**Job:** All entries below need to be written out exactly, but without their pictures.

* Begin Exercise input *

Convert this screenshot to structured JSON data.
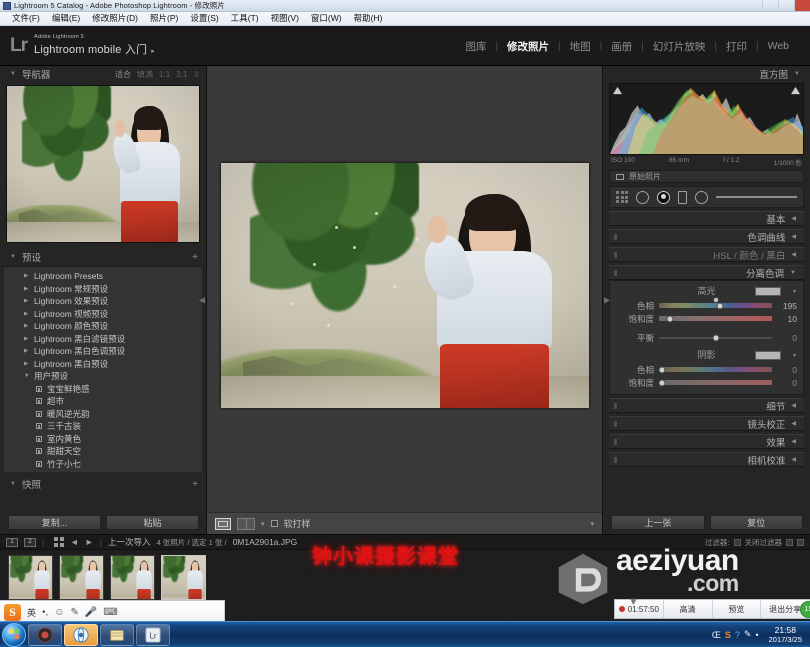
{
  "window": {
    "title": "Lightroom 5 Catalog - Adobe Photoshop Lightroom - 修改照片",
    "icon": "lightroom-icon",
    "minimize": "minimize-icon",
    "maximize": "maximize-icon",
    "close": "close-icon"
  },
  "menubar": {
    "items": [
      {
        "label": "文件(F)"
      },
      {
        "label": "编辑(E)"
      },
      {
        "label": "修改照片(D)"
      },
      {
        "label": "照片(P)"
      },
      {
        "label": "设置(S)"
      },
      {
        "label": "工具(T)"
      },
      {
        "label": "视图(V)"
      },
      {
        "label": "窗口(W)"
      },
      {
        "label": "帮助(H)"
      }
    ]
  },
  "identity": {
    "logo": "Lr",
    "line1": "Adobe Lightroom 5",
    "line2": "Lightroom mobile 入门",
    "arrow": "▸"
  },
  "modules": {
    "items": [
      {
        "label": "图库",
        "active": false
      },
      {
        "label": "修改照片",
        "active": true
      },
      {
        "label": "地图",
        "active": false
      },
      {
        "label": "画册",
        "active": false
      },
      {
        "label": "幻灯片放映",
        "active": false
      },
      {
        "label": "打印",
        "active": false
      },
      {
        "label": "Web",
        "active": false
      }
    ],
    "separator": "|"
  },
  "navigator": {
    "title": "导航器",
    "triangle": "▼",
    "zoom_options": [
      "适合",
      "填满",
      "1:1",
      "3:1"
    ],
    "stepper": "⇳"
  },
  "presets": {
    "title": "预设",
    "triangle": "▼",
    "add": "+",
    "groups": [
      {
        "label": "Lightroom Presets",
        "triangle": "▶"
      },
      {
        "label": "Lightroom 常规预设",
        "triangle": "▶"
      },
      {
        "label": "Lightroom 效果预设",
        "triangle": "▶"
      },
      {
        "label": "Lightroom 视频预设",
        "triangle": "▶"
      },
      {
        "label": "Lightroom 颜色预设",
        "triangle": "▶"
      },
      {
        "label": "Lightroom 黑白滤镜预设",
        "triangle": "▶"
      },
      {
        "label": "Lightroom 黑白色调预设",
        "triangle": "▶"
      },
      {
        "label": "Lightroom 黑白预设",
        "triangle": "▶"
      },
      {
        "label": "用户预设",
        "triangle": "▼"
      }
    ],
    "user_presets": [
      {
        "label": "宝宝鲜艳感"
      },
      {
        "label": "超市"
      },
      {
        "label": "暖风逆光韵"
      },
      {
        "label": "三千古装"
      },
      {
        "label": "室内黄色"
      },
      {
        "label": "甜甜天空"
      },
      {
        "label": "竹子小七"
      }
    ]
  },
  "snapshots": {
    "title": "快照",
    "triangle": "▼",
    "add": "+"
  },
  "left_buttons": {
    "copy": "复制...",
    "paste": "粘贴"
  },
  "histogram": {
    "title": "直方图",
    "triangle": "▼",
    "iso": "ISO 100",
    "focal": "85 mm",
    "aperture": "f / 1.2",
    "shutter": "1/1000 秒"
  },
  "original_photo": {
    "label": "原始照片",
    "icon": "rectangle-icon"
  },
  "toolstrip": {
    "icons": [
      {
        "name": "grid-icon"
      },
      {
        "name": "crop-circle-icon"
      },
      {
        "name": "spot-removal-icon"
      },
      {
        "name": "red-eye-icon"
      },
      {
        "name": "graduated-filter-icon"
      },
      {
        "name": "adjustment-brush-icon"
      }
    ]
  },
  "panels": [
    {
      "label": "基本",
      "caret": "◀",
      "expanded": false
    },
    {
      "label": "色调曲线",
      "caret": "◀",
      "expanded": false
    },
    {
      "label": "HSL / 颜色 / 黑白",
      "caret": "◀",
      "expanded": false
    }
  ],
  "split_tone": {
    "title": "分离色调",
    "caret": "▼",
    "highlights": {
      "label": "高光",
      "swatch": "#b6b6b6",
      "caret": "▾",
      "hue": {
        "label": "色相",
        "value": "195",
        "pos": 54
      },
      "saturation": {
        "label": "饱和度",
        "value": "10",
        "pos": 10
      }
    },
    "balance": {
      "label": "平衡",
      "value": "0",
      "pos": 50
    },
    "shadows": {
      "label": "阴影",
      "swatch": "#b6b6b6",
      "caret": "▾",
      "hue": {
        "label": "色相",
        "value": "0",
        "pos": 3
      },
      "saturation": {
        "label": "饱和度",
        "value": "0",
        "pos": 3
      }
    }
  },
  "panels_lower": [
    {
      "label": "细节",
      "caret": "◀"
    },
    {
      "label": "镜头校正",
      "caret": "◀"
    },
    {
      "label": "效果",
      "caret": "◀"
    },
    {
      "label": "相机校准",
      "caret": "◀"
    }
  ],
  "right_buttons": {
    "previous": "上一张",
    "reset": "复位"
  },
  "toolbar": {
    "loupe_icon": "loupe-view-icon",
    "compare_icon": "compare-view-icon",
    "caret": "▾",
    "soft_proof_label": "软打样",
    "right_caret": "▾"
  },
  "filmstrip": {
    "monitor1": "1",
    "monitor2": "2",
    "grid_icon": "grid-view-icon",
    "back_arrow": "◄",
    "forward_arrow": "►",
    "source": "上一次导入",
    "stats": "4 张照片 / 选定 1 张 /",
    "filename": "0M1A2901a.JPG",
    "filter_label": "过滤器:",
    "filter_value": "关闭过滤器",
    "thumbs": [
      {
        "name": "thumb-1"
      },
      {
        "name": "thumb-2"
      },
      {
        "name": "thumb-3"
      },
      {
        "name": "thumb-4",
        "selected": true
      }
    ]
  },
  "overlay": {
    "caption": "钟小课摄影课堂",
    "caption_color": "#e01010"
  },
  "watermark": {
    "logo": "cube-logo",
    "text1": "aeziyuan",
    "text2": ".com"
  },
  "recorder": {
    "record_icon": "record-dot-icon",
    "time": "01:57:50",
    "quality": "高清",
    "preview": "预览",
    "exit": "退出分享",
    "badge": "15"
  },
  "ime": {
    "logo": "S",
    "mode": "英",
    "items": [
      "•,",
      "☺",
      "✎",
      "🎤",
      "⌨"
    ]
  },
  "taskbar": {
    "start": "start-orb-icon",
    "buttons": [
      {
        "name": "media-player-icon"
      },
      {
        "name": "browser-icon",
        "active": true
      },
      {
        "name": "explorer-icon"
      },
      {
        "name": "lightroom-icon",
        "label": "Lr"
      }
    ],
    "tray": [
      "Œ",
      "S",
      "?",
      "✎",
      "•"
    ],
    "clock_time": "21:58",
    "clock_date": "2017/3/25"
  }
}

* End Exercise input *

**Reply to the exercise:**
Convert this screenshot to structured JSON data.
{
  "window": {
    "title": "Lightroom 5 Catalog - Adobe Photoshop Lightroom - 修改照片",
    "icon": "lightroom-icon",
    "minimize": "minimize-icon",
    "maximize": "maximize-icon",
    "close": "close-icon"
  },
  "menubar": {
    "items": [
      {
        "label": "文件(F)"
      },
      {
        "label": "编辑(E)"
      },
      {
        "label": "修改照片(D)"
      },
      {
        "label": "照片(P)"
      },
      {
        "label": "设置(S)"
      },
      {
        "label": "工具(T)"
      },
      {
        "label": "视图(V)"
      },
      {
        "label": "窗口(W)"
      },
      {
        "label": "帮助(H)"
      }
    ]
  },
  "identity": {
    "logo": "Lr",
    "line1": "Adobe Lightroom 5",
    "line2": "Lightroom mobile 入门",
    "arrow": "▸"
  },
  "modules": {
    "items": [
      {
        "label": "图库",
        "active": false
      },
      {
        "label": "修改照片",
        "active": true
      },
      {
        "label": "地图",
        "active": false
      },
      {
        "label": "画册",
        "active": false
      },
      {
        "label": "幻灯片放映",
        "active": false
      },
      {
        "label": "打印",
        "active": false
      },
      {
        "label": "Web",
        "active": false
      }
    ],
    "separator": "|"
  },
  "navigator": {
    "title": "导航器",
    "triangle": "▼",
    "zoom_options": [
      "适合",
      "填满",
      "1:1",
      "3:1"
    ],
    "stepper": "⇳"
  },
  "presets": {
    "title": "预设",
    "triangle": "▼",
    "add": "+",
    "groups": [
      {
        "label": "Lightroom Presets",
        "triangle": "▶"
      },
      {
        "label": "Lightroom 常规预设",
        "triangle": "▶"
      },
      {
        "label": "Lightroom 效果预设",
        "triangle": "▶"
      },
      {
        "label": "Lightroom 视频预设",
        "triangle": "▶"
      },
      {
        "label": "Lightroom 颜色预设",
        "triangle": "▶"
      },
      {
        "label": "Lightroom 黑白滤镜预设",
        "triangle": "▶"
      },
      {
        "label": "Lightroom 黑白色调预设",
        "triangle": "▶"
      },
      {
        "label": "Lightroom 黑白预设",
        "triangle": "▶"
      },
      {
        "label": "用户预设",
        "triangle": "▼"
      }
    ],
    "user_presets": [
      {
        "label": "宝宝鲜艳感"
      },
      {
        "label": "超市"
      },
      {
        "label": "暖风逆光韵"
      },
      {
        "label": "三千古装"
      },
      {
        "label": "室内黄色"
      },
      {
        "label": "甜甜天空"
      },
      {
        "label": "竹子小七"
      }
    ]
  },
  "snapshots": {
    "title": "快照",
    "triangle": "▼",
    "add": "+"
  },
  "left_buttons": {
    "copy": "复制...",
    "paste": "粘贴"
  },
  "histogram": {
    "title": "直方图",
    "triangle": "▼",
    "iso": "ISO 100",
    "focal": "85 mm",
    "aperture": "f / 1.2",
    "shutter": "1/1000 秒"
  },
  "original_photo": {
    "label": "原始照片",
    "icon": "rectangle-icon"
  },
  "toolstrip": {
    "icons": [
      {
        "name": "grid-icon"
      },
      {
        "name": "crop-circle-icon"
      },
      {
        "name": "spot-removal-icon"
      },
      {
        "name": "red-eye-icon"
      },
      {
        "name": "graduated-filter-icon"
      },
      {
        "name": "adjustment-brush-icon"
      }
    ]
  },
  "panels": [
    {
      "label": "基本",
      "caret": "◀",
      "expanded": false
    },
    {
      "label": "色调曲线",
      "caret": "◀",
      "expanded": false
    },
    {
      "label": "HSL / 颜色 / 黑白",
      "caret": "◀",
      "expanded": false
    }
  ],
  "split_tone": {
    "title": "分离色调",
    "caret": "▼",
    "highlights": {
      "label": "高光",
      "swatch": "#b6b6b6",
      "caret": "▾",
      "hue": {
        "label": "色相",
        "value": "195",
        "pos": 54
      },
      "saturation": {
        "label": "饱和度",
        "value": "10",
        "pos": 10
      }
    },
    "balance": {
      "label": "平衡",
      "value": "0",
      "pos": 50
    },
    "shadows": {
      "label": "阴影",
      "swatch": "#b6b6b6",
      "caret": "▾",
      "hue": {
        "label": "色相",
        "value": "0",
        "pos": 3
      },
      "saturation": {
        "label": "饱和度",
        "value": "0",
        "pos": 3
      }
    }
  },
  "panels_lower": [
    {
      "label": "细节",
      "caret": "◀"
    },
    {
      "label": "镜头校正",
      "caret": "◀"
    },
    {
      "label": "效果",
      "caret": "◀"
    },
    {
      "label": "相机校准",
      "caret": "◀"
    }
  ],
  "right_buttons": {
    "previous": "上一张",
    "reset": "复位"
  },
  "toolbar": {
    "loupe_icon": "loupe-view-icon",
    "compare_icon": "compare-view-icon",
    "caret": "▾",
    "soft_proof_label": "软打样",
    "right_caret": "▾"
  },
  "filmstrip": {
    "monitor1": "1",
    "monitor2": "2",
    "grid_icon": "grid-view-icon",
    "back_arrow": "◄",
    "forward_arrow": "►",
    "source": "上一次导入",
    "stats": "4 张照片 / 选定 1 张 /",
    "filename": "0M1A2901a.JPG",
    "filter_label": "过滤器:",
    "filter_value": "关闭过滤器",
    "thumbs": [
      {
        "name": "thumb-1"
      },
      {
        "name": "thumb-2"
      },
      {
        "name": "thumb-3"
      },
      {
        "name": "thumb-4",
        "selected": true
      }
    ]
  },
  "overlay": {
    "caption": "钟小课摄影课堂",
    "caption_color": "#e01010"
  },
  "watermark": {
    "logo": "cube-logo",
    "text1": "aeziyuan",
    "text2": ".com"
  },
  "recorder": {
    "record_icon": "record-dot-icon",
    "time": "01:57:50",
    "quality": "高清",
    "preview": "预览",
    "exit": "退出分享",
    "badge": "15"
  },
  "ime": {
    "logo": "S",
    "mode": "英",
    "items": [
      "•,",
      "☺",
      "✎",
      "🎤",
      "⌨"
    ]
  },
  "taskbar": {
    "start": "start-orb-icon",
    "buttons": [
      {
        "name": "media-player-icon"
      },
      {
        "name": "browser-icon",
        "active": true
      },
      {
        "name": "explorer-icon"
      },
      {
        "name": "lightroom-icon",
        "label": "Lr"
      }
    ],
    "tray": [
      "Œ",
      "S",
      "?",
      "✎",
      "•"
    ],
    "clock_time": "21:58",
    "clock_date": "2017/3/25"
  }
}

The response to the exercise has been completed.